begin Provided records

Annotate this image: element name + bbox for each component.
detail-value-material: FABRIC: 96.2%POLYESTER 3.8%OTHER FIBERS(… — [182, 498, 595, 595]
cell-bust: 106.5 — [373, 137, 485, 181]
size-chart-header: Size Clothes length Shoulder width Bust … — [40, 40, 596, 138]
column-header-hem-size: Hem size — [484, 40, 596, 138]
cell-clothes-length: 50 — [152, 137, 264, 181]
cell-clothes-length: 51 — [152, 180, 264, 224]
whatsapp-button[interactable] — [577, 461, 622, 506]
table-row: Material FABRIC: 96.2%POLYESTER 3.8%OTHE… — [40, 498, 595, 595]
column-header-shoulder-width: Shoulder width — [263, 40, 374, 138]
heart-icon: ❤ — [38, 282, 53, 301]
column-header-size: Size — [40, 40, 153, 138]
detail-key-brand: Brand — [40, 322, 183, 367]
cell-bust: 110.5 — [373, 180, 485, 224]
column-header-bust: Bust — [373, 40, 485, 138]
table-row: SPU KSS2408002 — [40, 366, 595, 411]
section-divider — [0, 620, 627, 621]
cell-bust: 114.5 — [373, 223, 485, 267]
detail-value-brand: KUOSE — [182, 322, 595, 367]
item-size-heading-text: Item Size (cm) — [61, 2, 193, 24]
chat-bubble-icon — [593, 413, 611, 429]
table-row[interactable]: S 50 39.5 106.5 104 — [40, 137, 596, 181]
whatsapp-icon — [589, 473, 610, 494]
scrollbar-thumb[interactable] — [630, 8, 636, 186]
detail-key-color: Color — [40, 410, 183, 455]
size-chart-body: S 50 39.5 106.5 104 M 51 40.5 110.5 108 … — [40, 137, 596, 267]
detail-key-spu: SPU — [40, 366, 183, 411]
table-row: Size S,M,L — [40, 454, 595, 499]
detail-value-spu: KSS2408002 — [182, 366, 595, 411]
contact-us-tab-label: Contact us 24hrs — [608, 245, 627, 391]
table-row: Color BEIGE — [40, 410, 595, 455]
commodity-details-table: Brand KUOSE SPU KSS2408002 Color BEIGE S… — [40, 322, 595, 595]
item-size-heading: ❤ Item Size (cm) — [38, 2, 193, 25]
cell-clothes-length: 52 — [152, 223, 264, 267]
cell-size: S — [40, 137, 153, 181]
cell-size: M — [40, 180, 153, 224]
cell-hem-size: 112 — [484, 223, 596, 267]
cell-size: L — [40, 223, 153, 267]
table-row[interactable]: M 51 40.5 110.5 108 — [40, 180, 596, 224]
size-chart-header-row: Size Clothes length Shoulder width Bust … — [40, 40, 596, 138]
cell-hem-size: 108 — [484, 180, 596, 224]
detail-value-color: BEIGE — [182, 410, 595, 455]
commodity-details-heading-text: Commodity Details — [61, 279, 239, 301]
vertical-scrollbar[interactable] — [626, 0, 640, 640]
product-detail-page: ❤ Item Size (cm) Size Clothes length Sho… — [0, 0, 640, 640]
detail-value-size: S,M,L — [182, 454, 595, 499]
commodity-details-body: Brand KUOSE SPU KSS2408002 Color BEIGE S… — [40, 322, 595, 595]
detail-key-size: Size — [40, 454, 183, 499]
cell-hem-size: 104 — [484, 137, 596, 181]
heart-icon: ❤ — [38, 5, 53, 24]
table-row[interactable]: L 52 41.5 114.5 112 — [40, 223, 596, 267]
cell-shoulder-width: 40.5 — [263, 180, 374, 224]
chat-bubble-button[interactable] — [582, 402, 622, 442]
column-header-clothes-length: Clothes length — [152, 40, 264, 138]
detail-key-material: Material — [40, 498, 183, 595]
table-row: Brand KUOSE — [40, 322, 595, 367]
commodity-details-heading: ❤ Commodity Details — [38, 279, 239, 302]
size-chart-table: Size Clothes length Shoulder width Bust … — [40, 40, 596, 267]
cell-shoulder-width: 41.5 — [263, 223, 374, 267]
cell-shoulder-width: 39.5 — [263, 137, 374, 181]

end Provided records

### Task directions
Present every row above as a Markdown table with the columns Line No. and Row Text, numbering the rows in order and skipping any blank lines.

### The response
| Line No. | Row Text |
|---|---|
| 1 | Annotate this image: element name + bbox for each component. |
| 2 | detail-value-material: FABRIC: 96.2%POLYESTER 3.8%OTHER FIBERS(… — [182, 498, 595, 595] |
| 3 | cell-bust: 106.5 — [373, 137, 485, 181] |
| 4 | size-chart-header: Size Clothes length Shoulder width Bust … — [40, 40, 596, 138] |
| 5 | column-header-hem-size: Hem size — [484, 40, 596, 138] |
| 6 | cell-clothes-length: 50 — [152, 137, 264, 181] |
| 7 | cell-clothes-length: 51 — [152, 180, 264, 224] |
| 8 | whatsapp-button[interactable] — [577, 461, 622, 506] |
| 9 | table-row: Material FABRIC: 96.2%POLYESTER 3.8%OTHE… — [40, 498, 595, 595] |
| 10 | column-header-shoulder-width: Shoulder width — [263, 40, 374, 138] |
| 11 | heart-icon: ❤ — [38, 282, 53, 301] |
| 12 | column-header-size: Size — [40, 40, 153, 138] |
| 13 | detail-key-brand: Brand — [40, 322, 183, 367] |
| 14 | cell-bust: 110.5 — [373, 180, 485, 224] |
| 15 | column-header-bust: Bust — [373, 40, 485, 138] |
| 16 | table-row: SPU KSS2408002 — [40, 366, 595, 411] |
| 17 | section-divider — [0, 620, 627, 621] |
| 18 | cell-bust: 114.5 — [373, 223, 485, 267] |
| 19 | detail-value-brand: KUOSE — [182, 322, 595, 367] |
| 20 | item-size-heading-text: Item Size (cm) — [61, 2, 193, 24] |
| 21 | chat-bubble-icon — [593, 413, 611, 429] |
| 22 | table-row[interactable]: S 50 39.5 106.5 104 — [40, 137, 596, 181] |
| 23 | whatsapp-icon — [589, 473, 610, 494] |
| 24 | scrollbar-thumb[interactable] — [630, 8, 636, 186] |
| 25 | detail-key-color: Color — [40, 410, 183, 455] |
| 26 | size-chart-body: S 50 39.5 106.5 104 M 51 40.5 110.5 108 … — [40, 137, 596, 267] |
| 27 | detail-key-spu: SPU — [40, 366, 183, 411] |
| 28 | table-row: Size S,M,L — [40, 454, 595, 499] |
| 29 | detail-value-spu: KSS2408002 — [182, 366, 595, 411] |
| 30 | contact-us-tab-label: Contact us 24hrs — [608, 245, 627, 391] |
| 31 | table-row: Color BEIGE — [40, 410, 595, 455] |
| 32 | commodity-details-table: Brand KUOSE SPU KSS2408002 Color BEIGE S… — [40, 322, 595, 595] |
| 33 | item-size-heading: ❤ Item Size (cm) — [38, 2, 193, 25] |
| 34 | cell-clothes-length: 52 — [152, 223, 264, 267] |
| 35 | cell-size: S — [40, 137, 153, 181] |
| 36 | cell-size: M — [40, 180, 153, 224] |
| 37 | cell-hem-size: 112 — [484, 223, 596, 267] |
| 38 | cell-size: L — [40, 223, 153, 267] |
| 39 | table-row[interactable]: M 51 40.5 110.5 108 — [40, 180, 596, 224] |
| 40 | size-chart-header-row: Size Clothes length Shoulder width Bust … — [40, 40, 596, 138] |
| 41 | cell-hem-size: 108 — [484, 180, 596, 224] |
| 42 | detail-value-color: BEIGE — [182, 410, 595, 455] |
| 43 | commodity-details-heading-text: Commodity Details — [61, 279, 239, 301] |
| 44 | vertical-scrollbar[interactable] — [626, 0, 640, 640] |
| 45 | product-detail-page: ❤ Item Size (cm) Size Clothes length Sho… — [0, 0, 640, 640] |
| 46 | detail-value-size: S,M,L — [182, 454, 595, 499] |
| 47 | commodity-details-body: Brand KUOSE SPU KSS2408002 Color BEIGE S… — [40, 322, 595, 595] |
| 48 | detail-key-size: Size — [40, 454, 183, 499] |
| 49 | cell-hem-size: 104 — [484, 137, 596, 181] |
| 50 | heart-icon: ❤ — [38, 5, 53, 24] |
| 51 | table-row[interactable]: L 52 41.5 114.5 112 — [40, 223, 596, 267] |
| 52 | cell-shoulder-width: 40.5 — [263, 180, 374, 224] |
| 53 | chat-bubble-button[interactable] — [582, 402, 622, 442] |
| 54 | column-header-clothes-length: Clothes length — [152, 40, 264, 138] |
| 55 | detail-key-material: Material — [40, 498, 183, 595] |
| 56 | table-row: Brand KUOSE — [40, 322, 595, 367] |
| 57 | commodity-details-heading: ❤ Commodity Details — [38, 279, 239, 302] |
| 58 | size-chart-table: Size Clothes length Shoulder width Bust … — [40, 40, 596, 267] |
| 59 | cell-shoulder-width: 41.5 — [263, 223, 374, 267] |
| 60 | cell-shoulder-width: 39.5 — [263, 137, 374, 181] |